═════ Texte fourni

Le sexisme, une discrimination « ordinaire » ?
Quels sont les rapports entre inégalités et discriminations ? « Alors que l’inégalité peut préexister à tout acte ou agissement d’autrui, la discrimination est le fait d’un agent ; le terme discrimination connote en effet un acte ou un agissement, il renvoie au comportement d’un acteur… : le législateur ou l’administration qui pose des règles « discriminatoires », l’employeur qui recrute sur des critères de sexe ou de couleur de peau… ». * (Danièle Lochak)
Toutes les discriminations concernant la « race », le sexe, l’orientation sexuelle … peuvent-elles être réduites à un dénominateur commun ? Au premier abord, on pourrait l’admettre si on se contente d’une définition abstraite : constitue une discrimination une différence de traitement illégitime, arbitraire, contraire au droit. Cependant, les discriminations se manifestent différemment et elles ont une histoire. Pour mesurer leur ampleur, leur persistance, pour en déterminer les causes et pour essayer d’apporter des solutions, un seul critère applicable à tous les cas ne nous paraît pas pertinent. En effet, les discriminations à l’égard des femmes sont étroitement liées aux rapports sociaux de sexe qui traversent tous les domaines de la société. Ces rapports sont des constructions sociales qui s’expriment à travers la division du travail entre les sexes. Il s’agit donc de comprendre historiquement comment ils ont pris corps et consistance dans les institutions et les législations et comment ils ont évolué vers une mise en question des principes qui les fondaient.
Dans la mesure où l’inégalité entre les femmes et les hommes a été le principe organisateur de la société, sur le plan des lois et des mœurs, que recouvre exactement, de nos jours, le principe institutionnel de l’égalité entre les sexes ? Quelles conceptions archaïques modèlent encore la vie des femmes en dépit de leurs conquêtes ? En quoi les lois, les mesures prises par l’Etat pour lutter contre les discriminations sont-elles effectives ?

══════════
═════ Extrait source

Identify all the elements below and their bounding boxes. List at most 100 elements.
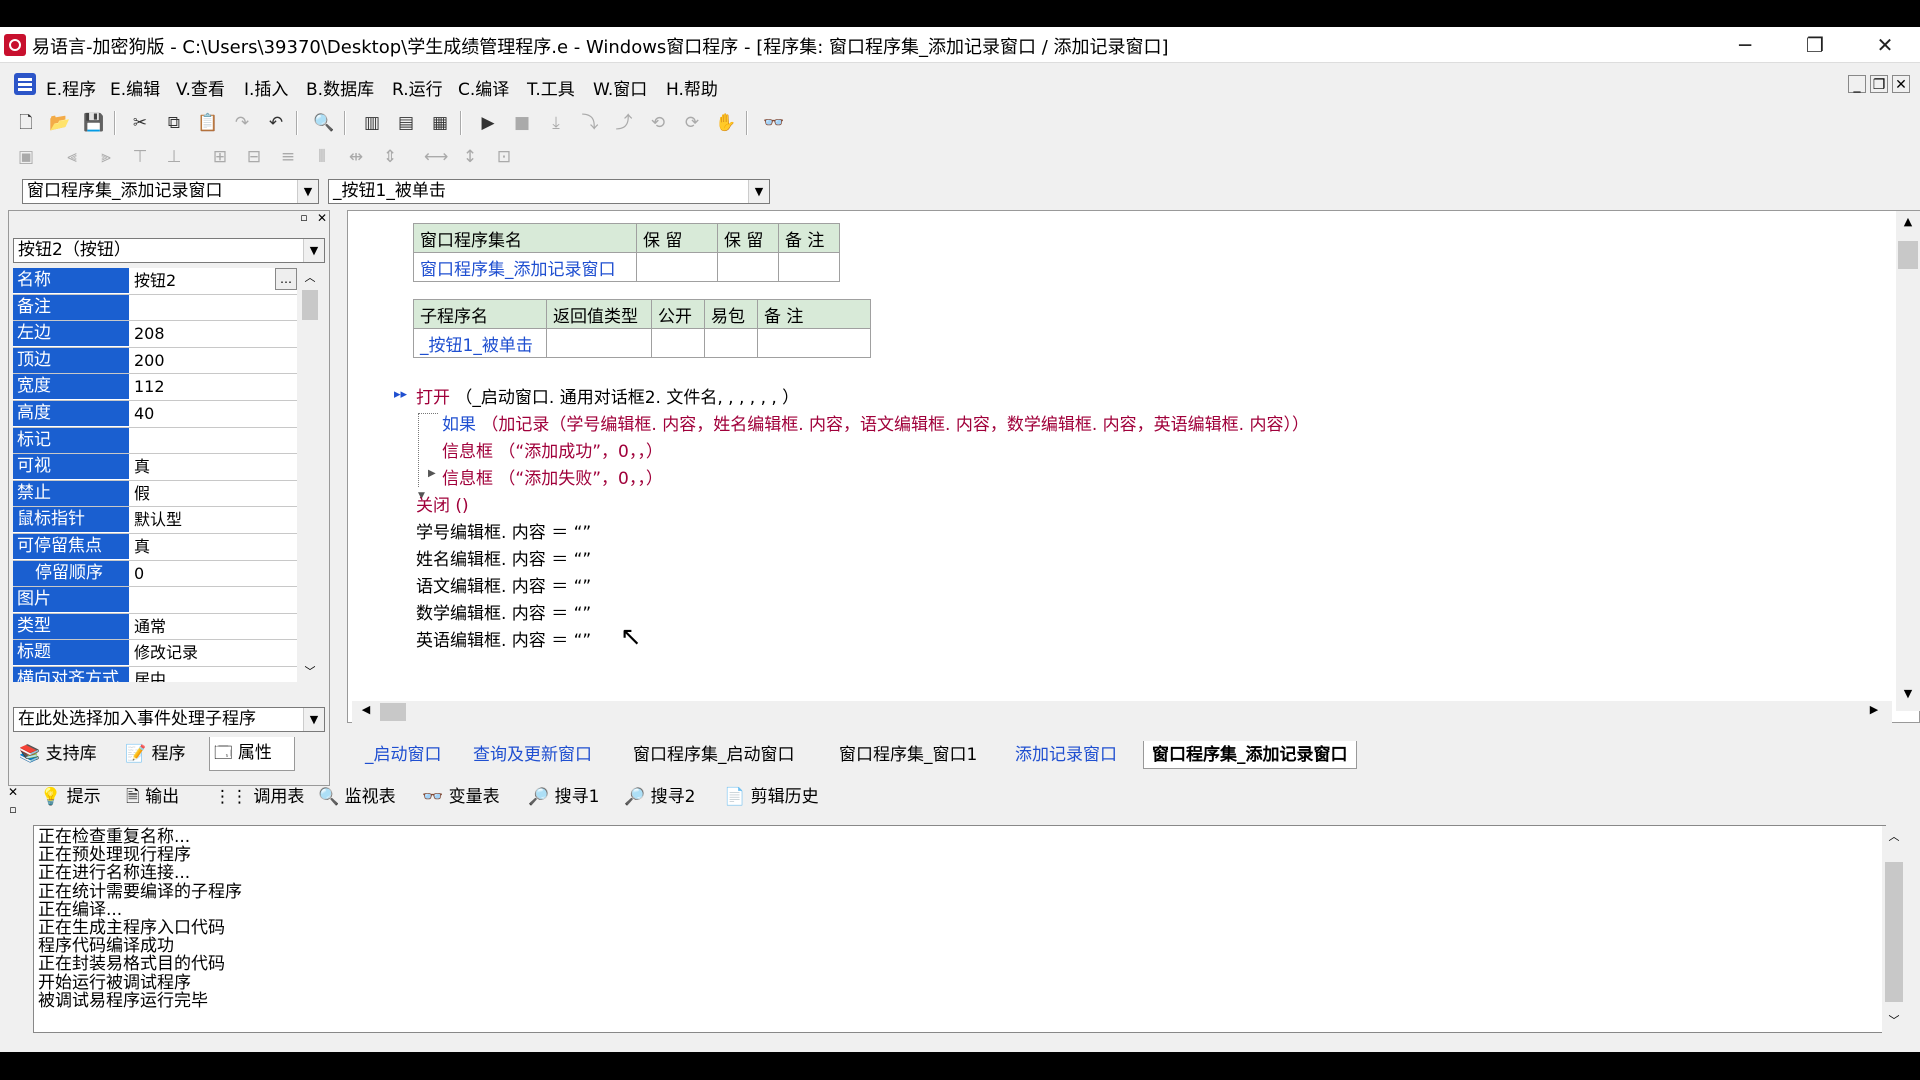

══════════

■ Consigne 1:
D'après le texte sur le sexisme, à travers quoi s'expriment les rapports sociaux de sexe ?
■ Consigne 2:
Indiquez si chacune des affirmations suivantes est conforme au texte sur le sexisme, en citant les mots décisifs du texte.
(a) Selon la citation de Danièle Lochak, le terme « discrimination » renvoie au comportement d'un acteur.
(b) Le texte juge pertinent un seul critère applicable à toutes les discriminations.
(c) L'inégalité ne peut exister sans un acte ou un agissement d'autrui.
■ Consigne 3:
Recopiez sans rien modifier le passage du texte sur le sexisme qui commence aux mots « Dans la mesure » et s'arrête après les mots « sont-elles effectives ? ».

■ Corrigé complet 1:
Ils s'expriment à travers la division du travail entre les sexes.

■ Corrigé complet 2:
(a) Oui : « il renvoie au comportement d’un acteur ».
(b) Non : « un seul critère applicable à tous les cas ne nous paraît pas pertinent ».
(c) Non : « l’inégalité peut préexister à tout acte ou agissement d’autrui ».

■ Corrigé complet 3:
Dans la mesure où l’inégalité entre les femmes et les hommes a été le principe organisateur de la société, sur le plan des lois et des mœurs, que recouvre exactement, de nos jours, le principe institutionnel de l’égalité entre les sexes ? Quelles conceptions archaïques modèlent encore la vie des femmes en dépit de leurs conquêtes ? En quoi les lois, les mesures prises par l’Etat pour lutter contre les discriminations sont-elles effectives ?